Available records:
--- START ---
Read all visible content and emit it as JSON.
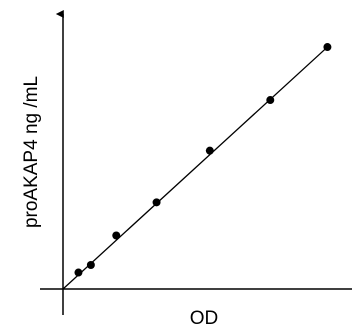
{
  "chart_data": {
    "type": "scatter",
    "title": "",
    "xlabel": "OD",
    "ylabel": "proAKAP4 ng /mL",
    "xlim": [
      0,
      1
    ],
    "ylim": [
      0,
      1
    ],
    "grid": false,
    "legend": "none",
    "trendline": true,
    "points": [
      {
        "x": 0.056,
        "y": 0.063
      },
      {
        "x": 0.101,
        "y": 0.092
      },
      {
        "x": 0.193,
        "y": 0.205
      },
      {
        "x": 0.339,
        "y": 0.332
      },
      {
        "x": 0.532,
        "y": 0.53
      },
      {
        "x": 0.751,
        "y": 0.724
      },
      {
        "x": 0.958,
        "y": 0.927
      }
    ],
    "fit_line": {
      "x": [
        0.0,
        0.958
      ],
      "y": [
        0.0,
        0.927
      ]
    },
    "colors": {
      "axis": "#000000",
      "point": "#000000",
      "line": "#000000"
    }
  }
}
--- END ---
Instructions for the task: Excluding the pictures, restate the records above word for word.

Answer in full:
Read all visible content and emit it as JSON.
{
  "chart_data": {
    "type": "scatter",
    "title": "",
    "xlabel": "OD",
    "ylabel": "proAKAP4 ng /mL",
    "xlim": [
      0,
      1
    ],
    "ylim": [
      0,
      1
    ],
    "grid": false,
    "legend": "none",
    "trendline": true,
    "points": [
      {
        "x": 0.056,
        "y": 0.063
      },
      {
        "x": 0.101,
        "y": 0.092
      },
      {
        "x": 0.193,
        "y": 0.205
      },
      {
        "x": 0.339,
        "y": 0.332
      },
      {
        "x": 0.532,
        "y": 0.53
      },
      {
        "x": 0.751,
        "y": 0.724
      },
      {
        "x": 0.958,
        "y": 0.927
      }
    ],
    "fit_line": {
      "x": [
        0.0,
        0.958
      ],
      "y": [
        0.0,
        0.927
      ]
    },
    "colors": {
      "axis": "#000000",
      "point": "#000000",
      "line": "#000000"
    }
  }
}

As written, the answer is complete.